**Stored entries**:
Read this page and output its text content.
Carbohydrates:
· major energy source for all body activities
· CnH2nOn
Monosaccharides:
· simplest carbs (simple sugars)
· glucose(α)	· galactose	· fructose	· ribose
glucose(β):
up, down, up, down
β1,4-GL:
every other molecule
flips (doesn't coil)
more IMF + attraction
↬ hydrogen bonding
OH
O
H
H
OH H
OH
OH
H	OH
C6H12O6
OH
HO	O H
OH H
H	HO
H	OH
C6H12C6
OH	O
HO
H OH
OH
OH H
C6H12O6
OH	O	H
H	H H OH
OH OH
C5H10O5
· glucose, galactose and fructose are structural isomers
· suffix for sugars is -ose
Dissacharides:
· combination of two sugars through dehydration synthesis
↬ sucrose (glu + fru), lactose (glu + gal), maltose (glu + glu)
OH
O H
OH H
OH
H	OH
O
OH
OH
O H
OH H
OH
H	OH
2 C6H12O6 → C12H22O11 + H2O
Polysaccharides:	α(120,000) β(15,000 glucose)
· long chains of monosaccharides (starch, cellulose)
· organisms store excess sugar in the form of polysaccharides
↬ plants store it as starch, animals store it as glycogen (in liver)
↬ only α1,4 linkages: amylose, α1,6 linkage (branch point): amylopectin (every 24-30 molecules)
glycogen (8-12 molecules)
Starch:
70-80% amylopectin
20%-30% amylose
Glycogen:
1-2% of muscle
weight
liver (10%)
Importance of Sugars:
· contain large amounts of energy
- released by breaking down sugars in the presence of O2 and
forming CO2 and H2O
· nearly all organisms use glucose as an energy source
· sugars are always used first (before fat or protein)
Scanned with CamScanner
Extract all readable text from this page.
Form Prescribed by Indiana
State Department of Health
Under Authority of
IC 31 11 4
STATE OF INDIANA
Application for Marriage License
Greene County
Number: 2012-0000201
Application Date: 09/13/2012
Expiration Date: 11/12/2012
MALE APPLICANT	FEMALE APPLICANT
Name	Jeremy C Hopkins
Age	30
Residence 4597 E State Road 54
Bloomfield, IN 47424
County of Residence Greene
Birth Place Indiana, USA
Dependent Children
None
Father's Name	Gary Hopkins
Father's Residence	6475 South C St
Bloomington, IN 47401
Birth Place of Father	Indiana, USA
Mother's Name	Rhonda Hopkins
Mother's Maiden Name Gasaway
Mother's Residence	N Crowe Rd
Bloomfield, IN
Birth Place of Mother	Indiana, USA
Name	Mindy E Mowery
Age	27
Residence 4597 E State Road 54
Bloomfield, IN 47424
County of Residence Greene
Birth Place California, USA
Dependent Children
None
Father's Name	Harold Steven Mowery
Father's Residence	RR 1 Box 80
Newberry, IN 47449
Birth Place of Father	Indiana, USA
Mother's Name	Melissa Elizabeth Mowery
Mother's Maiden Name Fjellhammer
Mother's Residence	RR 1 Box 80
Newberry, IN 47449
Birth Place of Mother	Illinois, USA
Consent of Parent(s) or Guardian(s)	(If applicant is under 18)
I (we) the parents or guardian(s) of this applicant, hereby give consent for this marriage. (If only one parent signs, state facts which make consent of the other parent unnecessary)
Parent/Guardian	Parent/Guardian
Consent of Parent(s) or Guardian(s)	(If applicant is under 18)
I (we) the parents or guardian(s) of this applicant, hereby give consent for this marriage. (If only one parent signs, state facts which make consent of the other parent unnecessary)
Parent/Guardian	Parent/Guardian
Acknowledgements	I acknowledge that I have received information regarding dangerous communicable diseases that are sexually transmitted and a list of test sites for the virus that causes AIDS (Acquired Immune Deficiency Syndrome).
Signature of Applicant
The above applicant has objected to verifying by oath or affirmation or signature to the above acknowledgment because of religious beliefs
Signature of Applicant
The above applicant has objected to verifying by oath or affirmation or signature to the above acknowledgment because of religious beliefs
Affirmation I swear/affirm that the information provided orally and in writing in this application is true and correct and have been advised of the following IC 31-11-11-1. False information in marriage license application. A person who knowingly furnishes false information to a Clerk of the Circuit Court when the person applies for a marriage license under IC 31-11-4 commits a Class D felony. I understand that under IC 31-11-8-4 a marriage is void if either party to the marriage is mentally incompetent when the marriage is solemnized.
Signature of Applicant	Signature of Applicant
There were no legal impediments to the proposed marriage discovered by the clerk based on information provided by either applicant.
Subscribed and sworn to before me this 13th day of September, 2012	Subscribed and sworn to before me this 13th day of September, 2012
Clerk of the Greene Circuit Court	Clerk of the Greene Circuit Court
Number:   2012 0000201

**YOUR OBJECTIVE**: Could you reproduce the data above exactly as given?

**EXERCISE RESPONSE**:
Read this page and output its text content.
Carbohydrates:
· major energy source for all body activities
· CnH2nOn
Monosaccharides:
· simplest carbs (simple sugars)
· glucose(α)	· galactose	· fructose	· ribose
glucose(β):
up, down, up, down
β1,4-GL:
every other molecule
flips (doesn't coil)
more IMF + attraction
↬ hydrogen bonding
OH
O
H
H
OH H
OH
OH
H	OH
C6H12O6
OH
HO	O H
OH H
H	HO
H	OH
C6H12C6
OH	O
HO
H OH
OH
OH H
C6H12O6
OH	O	H
H	H H OH
OH OH
C5H10O5
· glucose, galactose and fructose are structural isomers
· suffix for sugars is -ose
Dissacharides:
· combination of two sugars through dehydration synthesis
↬ sucrose (glu + fru), lactose (glu + gal), maltose (glu + glu)
OH
O H
OH H
OH
H	OH
O
OH
OH
O H
OH H
OH
H	OH
2 C6H12O6 → C12H22O11 + H2O
Polysaccharides:	α(120,000) β(15,000 glucose)
· long chains of monosaccharides (starch, cellulose)
· organisms store excess sugar in the form of polysaccharides
↬ plants store it as starch, animals store it as glycogen (in liver)
↬ only α1,4 linkages: amylose, α1,6 linkage (branch point): amylopectin (every 24-30 molecules)
glycogen (8-12 molecules)
Starch:
70-80% amylopectin
20%-30% amylose
Glycogen:
1-2% of muscle
weight
liver (10%)
Importance of Sugars:
· contain large amounts of energy
- released by breaking down sugars in the presence of O2 and
forming CO2 and H2O
· nearly all organisms use glucose as an energy source
· sugars are always used first (before fat or protein)
Scanned with CamScanner
Extract all readable text from this page.
Form Prescribed by Indiana
State Department of Health
Under Authority of
IC 31 11 4
STATE OF INDIANA
Application for Marriage License
Greene County
Number: 2012-0000201
Application Date: 09/13/2012
Expiration Date: 11/12/2012
MALE APPLICANT	FEMALE APPLICANT
Name	Jeremy C Hopkins
Age	30
Residence 4597 E State Road 54
Bloomfield, IN 47424
County of Residence Greene
Birth Place Indiana, USA
Dependent Children
None
Father's Name	Gary Hopkins
Father's Residence	6475 South C St
Bloomington, IN 47401
Birth Place of Father	Indiana, USA
Mother's Name	Rhonda Hopkins
Mother's Maiden Name Gasaway
Mother's Residence	N Crowe Rd
Bloomfield, IN
Birth Place of Mother	Indiana, USA
Name	Mindy E Mowery
Age	27
Residence 4597 E State Road 54
Bloomfield, IN 47424
County of Residence Greene
Birth Place California, USA
Dependent Children
None
Father's Name	Harold Steven Mowery
Father's Residence	RR 1 Box 80
Newberry, IN 47449
Birth Place of Father	Indiana, USA
Mother's Name	Melissa Elizabeth Mowery
Mother's Maiden Name Fjellhammer
Mother's Residence	RR 1 Box 80
Newberry, IN 47449
Birth Place of Mother	Illinois, USA
Consent of Parent(s) or Guardian(s)	(If applicant is under 18)
I (we) the parents or guardian(s) of this applicant, hereby give consent for this marriage. (If only one parent signs, state facts which make consent of the other parent unnecessary)
Parent/Guardian	Parent/Guardian
Consent of Parent(s) or Guardian(s)	(If applicant is under 18)
I (we) the parents or guardian(s) of this applicant, hereby give consent for this marriage. (If only one parent signs, state facts which make consent of the other parent unnecessary)
Parent/Guardian	Parent/Guardian
Acknowledgements	I acknowledge that I have received information regarding dangerous communicable diseases that are sexually transmitted and a list of test sites for the virus that causes AIDS (Acquired Immune Deficiency Syndrome).
Signature of Applicant
The above applicant has objected to verifying by oath or affirmation or signature to the above acknowledgment because of religious beliefs
Signature of Applicant
The above applicant has objected to verifying by oath or affirmation or signature to the above acknowledgment because of religious beliefs
Affirmation I swear/affirm that the information provided orally and in writing in this application is true and correct and have been advised of the following IC 31-11-11-1. False information in marriage license application. A person who knowingly furnishes false information to a Clerk of the Circuit Court when the person applies for a marriage license under IC 31-11-4 commits a Class D felony. I understand that under IC 31-11-8-4 a marriage is void if either party to the marriage is mentally incompetent when the marriage is solemnized.
Signature of Applicant	Signature of Applicant
There were no legal impediments to the proposed marriage discovered by the clerk based on information provided by either applicant.
Subscribed and sworn to before me this 13th day of September, 2012	Subscribed and sworn to before me this 13th day of September, 2012
Clerk of the Greene Circuit Court	Clerk of the Greene Circuit Court
Number:   2012 0000201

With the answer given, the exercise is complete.